Provided information:
####################

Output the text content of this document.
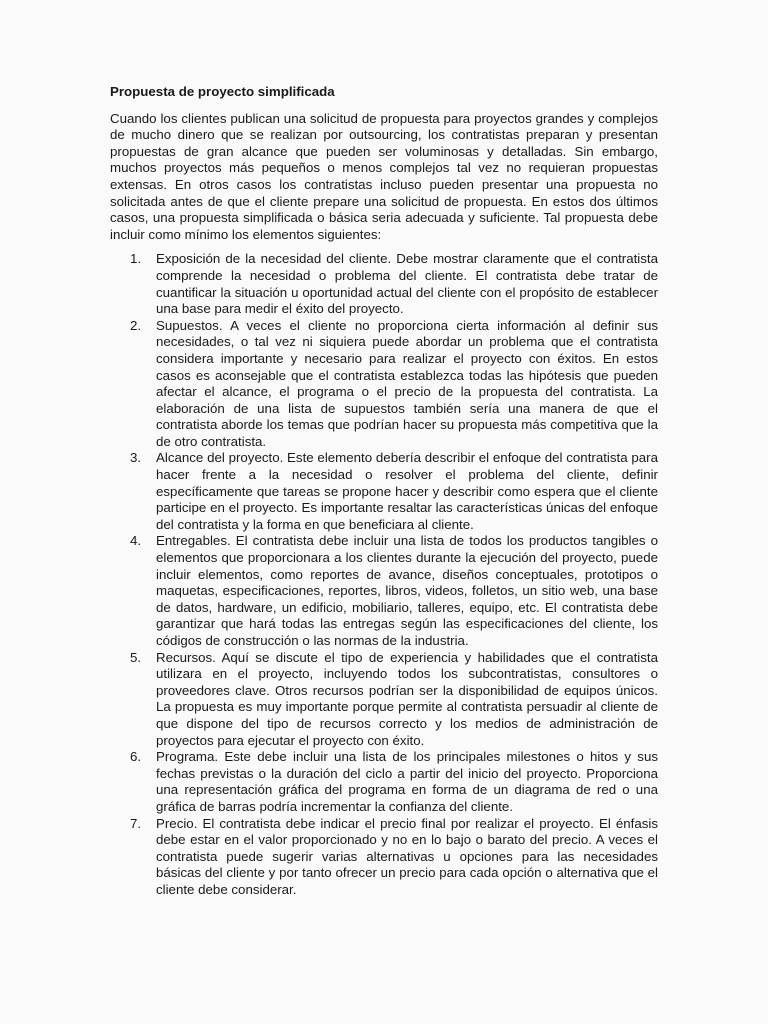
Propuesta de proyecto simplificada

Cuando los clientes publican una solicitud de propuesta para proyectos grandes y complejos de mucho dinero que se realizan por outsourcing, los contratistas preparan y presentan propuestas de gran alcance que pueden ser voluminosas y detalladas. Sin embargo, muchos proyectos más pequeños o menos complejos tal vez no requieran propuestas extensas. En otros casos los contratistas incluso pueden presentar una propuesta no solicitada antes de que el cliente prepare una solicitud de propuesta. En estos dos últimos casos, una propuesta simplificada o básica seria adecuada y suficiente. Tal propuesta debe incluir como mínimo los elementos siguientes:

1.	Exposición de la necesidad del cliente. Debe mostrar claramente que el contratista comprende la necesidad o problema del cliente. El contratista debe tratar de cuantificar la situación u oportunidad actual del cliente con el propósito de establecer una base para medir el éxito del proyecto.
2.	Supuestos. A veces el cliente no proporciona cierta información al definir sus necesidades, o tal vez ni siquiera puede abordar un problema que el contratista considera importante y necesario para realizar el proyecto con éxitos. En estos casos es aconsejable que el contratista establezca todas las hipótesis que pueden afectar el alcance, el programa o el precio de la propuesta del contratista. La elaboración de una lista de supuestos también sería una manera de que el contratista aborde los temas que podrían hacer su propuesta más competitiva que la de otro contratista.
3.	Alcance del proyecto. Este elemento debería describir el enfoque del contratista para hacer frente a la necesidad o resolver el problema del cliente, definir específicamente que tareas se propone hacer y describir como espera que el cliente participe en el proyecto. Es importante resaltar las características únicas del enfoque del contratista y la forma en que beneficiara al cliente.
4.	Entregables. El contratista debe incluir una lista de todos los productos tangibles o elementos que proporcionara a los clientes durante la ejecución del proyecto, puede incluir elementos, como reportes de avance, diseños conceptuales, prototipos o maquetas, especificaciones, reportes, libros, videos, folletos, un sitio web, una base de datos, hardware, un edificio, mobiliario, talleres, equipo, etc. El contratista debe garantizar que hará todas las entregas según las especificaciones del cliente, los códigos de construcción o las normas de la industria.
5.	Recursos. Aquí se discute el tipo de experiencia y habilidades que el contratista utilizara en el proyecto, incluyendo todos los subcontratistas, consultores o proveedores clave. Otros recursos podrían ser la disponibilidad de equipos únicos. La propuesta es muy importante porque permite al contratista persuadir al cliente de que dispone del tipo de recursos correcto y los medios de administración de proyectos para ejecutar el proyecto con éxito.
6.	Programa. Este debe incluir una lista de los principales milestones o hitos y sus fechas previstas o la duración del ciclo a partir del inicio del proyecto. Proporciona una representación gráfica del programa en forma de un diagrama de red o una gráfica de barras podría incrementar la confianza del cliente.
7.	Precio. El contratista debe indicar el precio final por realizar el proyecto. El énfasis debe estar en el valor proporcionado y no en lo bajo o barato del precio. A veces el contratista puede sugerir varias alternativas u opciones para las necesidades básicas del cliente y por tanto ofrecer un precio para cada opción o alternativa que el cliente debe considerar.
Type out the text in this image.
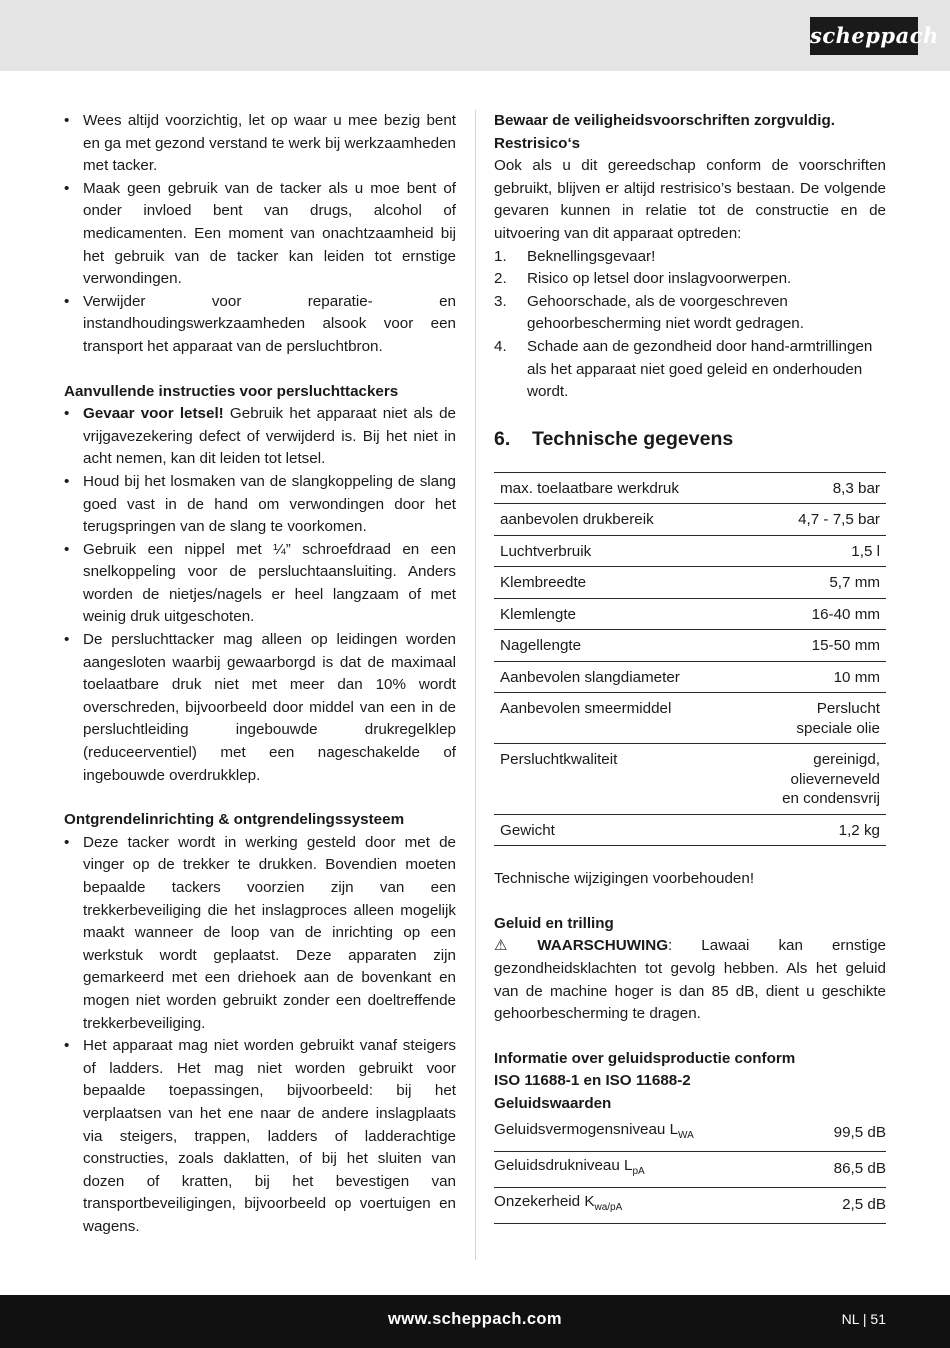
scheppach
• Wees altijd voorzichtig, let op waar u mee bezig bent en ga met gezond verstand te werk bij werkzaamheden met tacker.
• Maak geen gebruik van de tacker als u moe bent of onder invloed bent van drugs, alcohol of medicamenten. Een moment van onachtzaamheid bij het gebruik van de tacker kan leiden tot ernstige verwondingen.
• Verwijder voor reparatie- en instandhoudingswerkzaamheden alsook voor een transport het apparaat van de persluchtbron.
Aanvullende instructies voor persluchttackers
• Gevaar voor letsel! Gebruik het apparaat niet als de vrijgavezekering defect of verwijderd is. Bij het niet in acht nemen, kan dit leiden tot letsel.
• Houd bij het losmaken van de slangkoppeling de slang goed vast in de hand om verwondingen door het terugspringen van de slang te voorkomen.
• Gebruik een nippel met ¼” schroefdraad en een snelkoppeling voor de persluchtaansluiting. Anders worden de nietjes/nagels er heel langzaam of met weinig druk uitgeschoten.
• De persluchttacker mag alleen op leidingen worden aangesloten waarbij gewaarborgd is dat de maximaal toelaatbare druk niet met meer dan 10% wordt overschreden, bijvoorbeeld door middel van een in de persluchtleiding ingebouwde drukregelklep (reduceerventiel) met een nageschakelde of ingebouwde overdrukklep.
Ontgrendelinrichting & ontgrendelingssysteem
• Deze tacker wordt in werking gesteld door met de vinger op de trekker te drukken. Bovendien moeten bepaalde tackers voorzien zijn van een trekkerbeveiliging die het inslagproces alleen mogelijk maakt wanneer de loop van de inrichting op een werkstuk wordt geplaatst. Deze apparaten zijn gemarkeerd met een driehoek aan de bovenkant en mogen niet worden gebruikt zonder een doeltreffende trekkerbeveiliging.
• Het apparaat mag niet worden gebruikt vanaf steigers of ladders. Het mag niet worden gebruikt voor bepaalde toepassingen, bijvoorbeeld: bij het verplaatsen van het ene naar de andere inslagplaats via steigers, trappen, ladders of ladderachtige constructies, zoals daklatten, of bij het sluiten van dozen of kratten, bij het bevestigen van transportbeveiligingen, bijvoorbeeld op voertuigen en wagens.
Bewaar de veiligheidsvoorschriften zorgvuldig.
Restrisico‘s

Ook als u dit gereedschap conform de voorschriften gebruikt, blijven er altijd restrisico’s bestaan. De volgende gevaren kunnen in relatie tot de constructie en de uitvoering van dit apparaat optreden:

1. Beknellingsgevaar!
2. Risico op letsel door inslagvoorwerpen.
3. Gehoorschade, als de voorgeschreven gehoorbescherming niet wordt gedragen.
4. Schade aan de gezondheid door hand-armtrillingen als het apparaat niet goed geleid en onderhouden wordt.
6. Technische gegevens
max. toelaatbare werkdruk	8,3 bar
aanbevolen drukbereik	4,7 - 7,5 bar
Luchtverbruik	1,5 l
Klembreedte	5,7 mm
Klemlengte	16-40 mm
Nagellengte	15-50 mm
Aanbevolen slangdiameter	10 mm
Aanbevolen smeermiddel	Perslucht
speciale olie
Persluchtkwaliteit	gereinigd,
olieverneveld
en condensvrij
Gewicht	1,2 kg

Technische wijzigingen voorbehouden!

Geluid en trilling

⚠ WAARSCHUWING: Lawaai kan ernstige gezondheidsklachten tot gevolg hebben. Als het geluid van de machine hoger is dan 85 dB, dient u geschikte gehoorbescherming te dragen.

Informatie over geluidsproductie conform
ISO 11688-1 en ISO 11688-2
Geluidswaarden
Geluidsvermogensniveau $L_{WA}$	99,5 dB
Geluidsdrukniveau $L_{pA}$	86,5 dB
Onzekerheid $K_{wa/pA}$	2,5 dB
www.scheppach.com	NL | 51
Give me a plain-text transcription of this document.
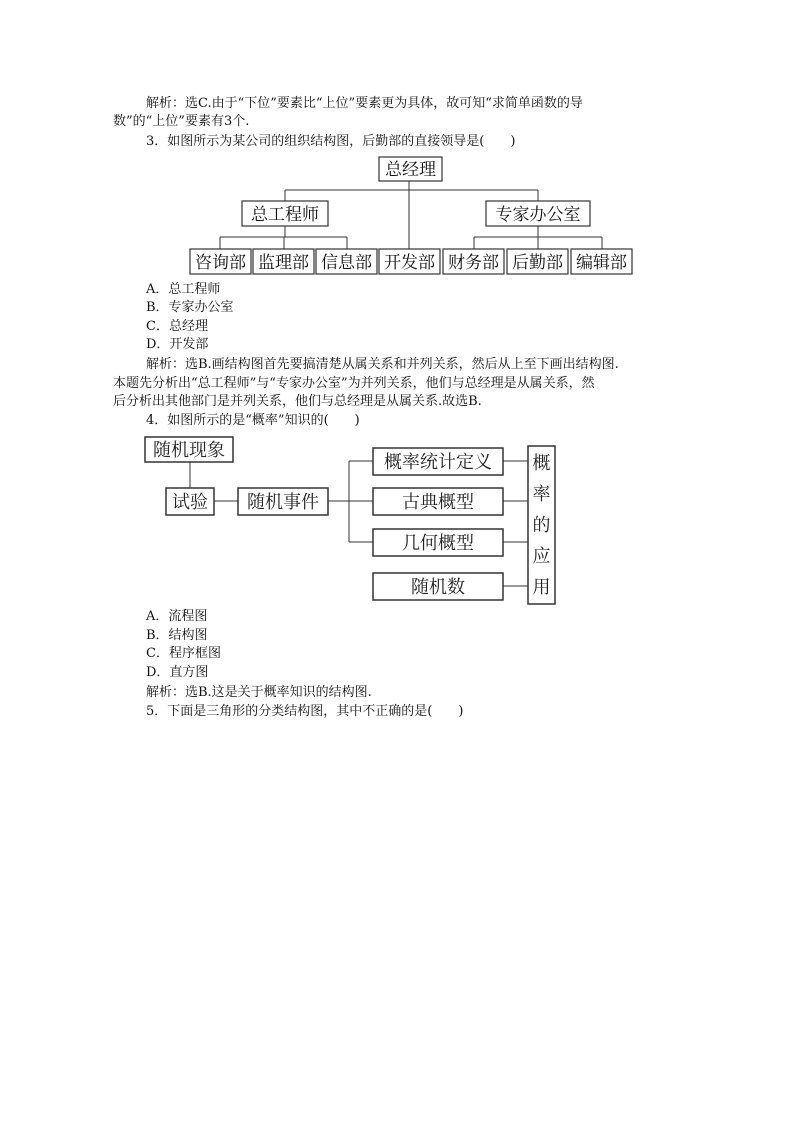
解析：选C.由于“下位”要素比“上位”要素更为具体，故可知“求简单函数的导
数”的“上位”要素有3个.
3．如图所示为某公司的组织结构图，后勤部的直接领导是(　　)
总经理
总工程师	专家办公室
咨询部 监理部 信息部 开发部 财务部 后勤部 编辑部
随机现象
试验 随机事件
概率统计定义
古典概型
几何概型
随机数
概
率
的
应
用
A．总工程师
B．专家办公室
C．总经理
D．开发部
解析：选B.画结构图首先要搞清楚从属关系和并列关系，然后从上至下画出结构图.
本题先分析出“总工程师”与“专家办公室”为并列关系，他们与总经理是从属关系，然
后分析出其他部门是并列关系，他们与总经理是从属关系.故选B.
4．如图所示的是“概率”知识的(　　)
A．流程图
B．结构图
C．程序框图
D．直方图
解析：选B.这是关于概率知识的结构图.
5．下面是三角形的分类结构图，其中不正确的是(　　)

####################

What to work on:
From the entries above, extract each line containing "document".

Task response:
Output the text content of this document.
Give me a plain-text transcription of this document.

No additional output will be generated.